--- Work instructions ---
Go through the data below and copy it exactly, skipping every picture.

--- Data for this exercise ---
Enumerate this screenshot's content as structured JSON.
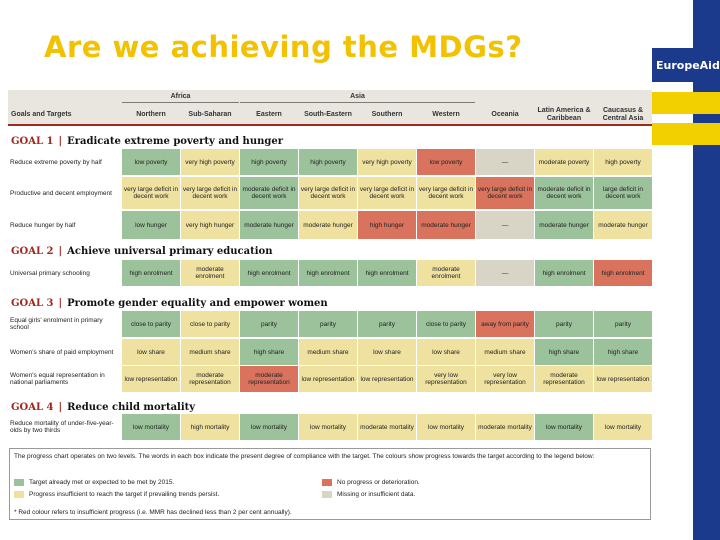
{
  "title": "Are we achieving the MDGs?",
  "brand": "EuropeAid",
  "colors": {
    "title": "#f2c100",
    "green": "#9bc29a",
    "yellow": "#efe1a0",
    "red": "#d9735d",
    "grey": "#d8d4c6",
    "goal_accent": "#a2281c"
  },
  "table": {
    "group_headers": [
      "Africa",
      "Asia"
    ],
    "corner_label": "Goals and Targets",
    "columns": [
      "Northern",
      "Sub-Saharan",
      "Eastern",
      "South-Eastern",
      "Southern",
      "Western",
      "Oceania",
      "Latin America & Caribbean",
      "Caucasus & Central Asia"
    ],
    "goals": [
      {
        "num": "GOAL 1",
        "sep": "|",
        "title": "Eradicate extreme poverty and hunger",
        "rows": [
          {
            "label": "Reduce extreme poverty by half",
            "cells": [
              [
                "low poverty",
                "g"
              ],
              [
                "very high poverty",
                "y"
              ],
              [
                "high poverty",
                "g"
              ],
              [
                "high poverty",
                "g"
              ],
              [
                "very high poverty",
                "y"
              ],
              [
                "low poverty",
                "r"
              ],
              [
                "—",
                "n"
              ],
              [
                "moderate poverty",
                "y"
              ],
              [
                "high poverty",
                "y"
              ]
            ]
          },
          {
            "label": "Productive and decent employment",
            "cells": [
              [
                "very large deficit in decent work",
                "y"
              ],
              [
                "very large deficit in decent work",
                "y"
              ],
              [
                "moderate deficit in decent work",
                "g"
              ],
              [
                "very large deficit in decent work",
                "y"
              ],
              [
                "very large deficit in decent work",
                "y"
              ],
              [
                "very large deficit in decent work",
                "y"
              ],
              [
                "very large deficit in decent work",
                "r"
              ],
              [
                "moderate deficit in decent work",
                "g"
              ],
              [
                "large deficit in decent work",
                "g"
              ]
            ]
          },
          {
            "label": "Reduce hunger by half",
            "cells": [
              [
                "low hunger",
                "g"
              ],
              [
                "very high hunger",
                "y"
              ],
              [
                "moderate hunger",
                "g"
              ],
              [
                "moderate hunger",
                "y"
              ],
              [
                "high hunger",
                "r"
              ],
              [
                "moderate hunger",
                "r"
              ],
              [
                "—",
                "n"
              ],
              [
                "moderate hunger",
                "g"
              ],
              [
                "moderate hunger",
                "y"
              ]
            ]
          }
        ]
      },
      {
        "num": "GOAL 2",
        "sep": "|",
        "title": "Achieve universal primary education",
        "rows": [
          {
            "label": "Universal primary schooling",
            "cells": [
              [
                "high enrolment",
                "g"
              ],
              [
                "moderate enrolment",
                "y"
              ],
              [
                "high enrolment",
                "g"
              ],
              [
                "high enrolment",
                "g"
              ],
              [
                "high enrolment",
                "g"
              ],
              [
                "moderate enrolment",
                "y"
              ],
              [
                "—",
                "n"
              ],
              [
                "high enrolment",
                "g"
              ],
              [
                "high enrolment",
                "r"
              ]
            ]
          }
        ]
      },
      {
        "num": "GOAL 3",
        "sep": "|",
        "title": "Promote gender equality and empower women",
        "rows": [
          {
            "label": "Equal girls' enrolment in primary school",
            "cells": [
              [
                "close to parity",
                "g"
              ],
              [
                "close to parity",
                "y"
              ],
              [
                "parity",
                "g"
              ],
              [
                "parity",
                "g"
              ],
              [
                "parity",
                "g"
              ],
              [
                "close to parity",
                "g"
              ],
              [
                "away from parity",
                "r"
              ],
              [
                "parity",
                "g"
              ],
              [
                "parity",
                "g"
              ]
            ]
          },
          {
            "label": "Women's share of paid employment",
            "cells": [
              [
                "low share",
                "y"
              ],
              [
                "medium share",
                "y"
              ],
              [
                "high share",
                "g"
              ],
              [
                "medium share",
                "y"
              ],
              [
                "low share",
                "y"
              ],
              [
                "low share",
                "y"
              ],
              [
                "medium share",
                "y"
              ],
              [
                "high share",
                "g"
              ],
              [
                "high share",
                "g"
              ]
            ]
          },
          {
            "label": "Women's equal representation in national parliaments",
            "cells": [
              [
                "low representation",
                "y"
              ],
              [
                "moderate representation",
                "y"
              ],
              [
                "moderate representation",
                "r"
              ],
              [
                "low representation",
                "y"
              ],
              [
                "low representation",
                "y"
              ],
              [
                "very low representation",
                "y"
              ],
              [
                "very low representation",
                "y"
              ],
              [
                "moderate representation",
                "y"
              ],
              [
                "low representation",
                "y"
              ]
            ]
          }
        ]
      },
      {
        "num": "GOAL 4",
        "sep": "|",
        "title": "Reduce child mortality",
        "rows": [
          {
            "label": "Reduce mortality of under-five-year-olds by two thirds",
            "cells": [
              [
                "low mortality",
                "g"
              ],
              [
                "high mortality",
                "y"
              ],
              [
                "low mortality",
                "g"
              ],
              [
                "low mortality",
                "y"
              ],
              [
                "moderate mortality",
                "y"
              ],
              [
                "low mortality",
                "y"
              ],
              [
                "moderate mortality",
                "y"
              ],
              [
                "low mortality",
                "g"
              ],
              [
                "low mortality",
                "y"
              ]
            ]
          }
        ]
      }
    ]
  },
  "legend": {
    "intro": "The progress chart operates on two levels. The words in each box indicate the present degree of compliance with the target. The colours show progress towards the target according to the legend below:",
    "items": [
      {
        "text": "Target already met or expected to be met by 2015.",
        "color": "green"
      },
      {
        "text": "Progress insufficient to reach the target if prevailing trends persist.",
        "color": "yellow"
      },
      {
        "text": "No progress or deterioration.",
        "color": "red"
      },
      {
        "text": "Missing or insufficient data.",
        "color": "grey"
      }
    ],
    "note": "* Red colour refers to insufficient progress (i.e. MMR has declined less than 2 per cent annually)."
  }
}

--- Reply ---
Enumerate this screenshot's content as structured JSON.
{
  "title": "Are we achieving the MDGs?",
  "brand": "EuropeAid",
  "colors": {
    "title": "#f2c100",
    "green": "#9bc29a",
    "yellow": "#efe1a0",
    "red": "#d9735d",
    "grey": "#d8d4c6",
    "goal_accent": "#a2281c"
  },
  "table": {
    "group_headers": [
      "Africa",
      "Asia"
    ],
    "corner_label": "Goals and Targets",
    "columns": [
      "Northern",
      "Sub-Saharan",
      "Eastern",
      "South-Eastern",
      "Southern",
      "Western",
      "Oceania",
      "Latin America & Caribbean",
      "Caucasus & Central Asia"
    ],
    "goals": [
      {
        "num": "GOAL 1",
        "sep": "|",
        "title": "Eradicate extreme poverty and hunger",
        "rows": [
          {
            "label": "Reduce extreme poverty by half",
            "cells": [
              [
                "low poverty",
                "g"
              ],
              [
                "very high poverty",
                "y"
              ],
              [
                "high poverty",
                "g"
              ],
              [
                "high poverty",
                "g"
              ],
              [
                "very high poverty",
                "y"
              ],
              [
                "low poverty",
                "r"
              ],
              [
                "—",
                "n"
              ],
              [
                "moderate poverty",
                "y"
              ],
              [
                "high poverty",
                "y"
              ]
            ]
          },
          {
            "label": "Productive and decent employment",
            "cells": [
              [
                "very large deficit in decent work",
                "y"
              ],
              [
                "very large deficit in decent work",
                "y"
              ],
              [
                "moderate deficit in decent work",
                "g"
              ],
              [
                "very large deficit in decent work",
                "y"
              ],
              [
                "very large deficit in decent work",
                "y"
              ],
              [
                "very large deficit in decent work",
                "y"
              ],
              [
                "very large deficit in decent work",
                "r"
              ],
              [
                "moderate deficit in decent work",
                "g"
              ],
              [
                "large deficit in decent work",
                "g"
              ]
            ]
          },
          {
            "label": "Reduce hunger by half",
            "cells": [
              [
                "low hunger",
                "g"
              ],
              [
                "very high hunger",
                "y"
              ],
              [
                "moderate hunger",
                "g"
              ],
              [
                "moderate hunger",
                "y"
              ],
              [
                "high hunger",
                "r"
              ],
              [
                "moderate hunger",
                "r"
              ],
              [
                "—",
                "n"
              ],
              [
                "moderate hunger",
                "g"
              ],
              [
                "moderate hunger",
                "y"
              ]
            ]
          }
        ]
      },
      {
        "num": "GOAL 2",
        "sep": "|",
        "title": "Achieve universal primary education",
        "rows": [
          {
            "label": "Universal primary schooling",
            "cells": [
              [
                "high enrolment",
                "g"
              ],
              [
                "moderate enrolment",
                "y"
              ],
              [
                "high enrolment",
                "g"
              ],
              [
                "high enrolment",
                "g"
              ],
              [
                "high enrolment",
                "g"
              ],
              [
                "moderate enrolment",
                "y"
              ],
              [
                "—",
                "n"
              ],
              [
                "high enrolment",
                "g"
              ],
              [
                "high enrolment",
                "r"
              ]
            ]
          }
        ]
      },
      {
        "num": "GOAL 3",
        "sep": "|",
        "title": "Promote gender equality and empower women",
        "rows": [
          {
            "label": "Equal girls' enrolment in primary school",
            "cells": [
              [
                "close to parity",
                "g"
              ],
              [
                "close to parity",
                "y"
              ],
              [
                "parity",
                "g"
              ],
              [
                "parity",
                "g"
              ],
              [
                "parity",
                "g"
              ],
              [
                "close to parity",
                "g"
              ],
              [
                "away from parity",
                "r"
              ],
              [
                "parity",
                "g"
              ],
              [
                "parity",
                "g"
              ]
            ]
          },
          {
            "label": "Women's share of paid employment",
            "cells": [
              [
                "low share",
                "y"
              ],
              [
                "medium share",
                "y"
              ],
              [
                "high share",
                "g"
              ],
              [
                "medium share",
                "y"
              ],
              [
                "low share",
                "y"
              ],
              [
                "low share",
                "y"
              ],
              [
                "medium share",
                "y"
              ],
              [
                "high share",
                "g"
              ],
              [
                "high share",
                "g"
              ]
            ]
          },
          {
            "label": "Women's equal representation in national parliaments",
            "cells": [
              [
                "low representation",
                "y"
              ],
              [
                "moderate representation",
                "y"
              ],
              [
                "moderate representation",
                "r"
              ],
              [
                "low representation",
                "y"
              ],
              [
                "low representation",
                "y"
              ],
              [
                "very low representation",
                "y"
              ],
              [
                "very low representation",
                "y"
              ],
              [
                "moderate representation",
                "y"
              ],
              [
                "low representation",
                "y"
              ]
            ]
          }
        ]
      },
      {
        "num": "GOAL 4",
        "sep": "|",
        "title": "Reduce child mortality",
        "rows": [
          {
            "label": "Reduce mortality of under-five-year-olds by two thirds",
            "cells": [
              [
                "low mortality",
                "g"
              ],
              [
                "high mortality",
                "y"
              ],
              [
                "low mortality",
                "g"
              ],
              [
                "low mortality",
                "y"
              ],
              [
                "moderate mortality",
                "y"
              ],
              [
                "low mortality",
                "y"
              ],
              [
                "moderate mortality",
                "y"
              ],
              [
                "low mortality",
                "g"
              ],
              [
                "low mortality",
                "y"
              ]
            ]
          }
        ]
      }
    ]
  },
  "legend": {
    "intro": "The progress chart operates on two levels. The words in each box indicate the present degree of compliance with the target. The colours show progress towards the target according to the legend below:",
    "items": [
      {
        "text": "Target already met or expected to be met by 2015.",
        "color": "green"
      },
      {
        "text": "Progress insufficient to reach the target if prevailing trends persist.",
        "color": "yellow"
      },
      {
        "text": "No progress or deterioration.",
        "color": "red"
      },
      {
        "text": "Missing or insufficient data.",
        "color": "grey"
      }
    ],
    "note": "* Red colour refers to insufficient progress (i.e. MMR has declined less than 2 per cent annually)."
  }
}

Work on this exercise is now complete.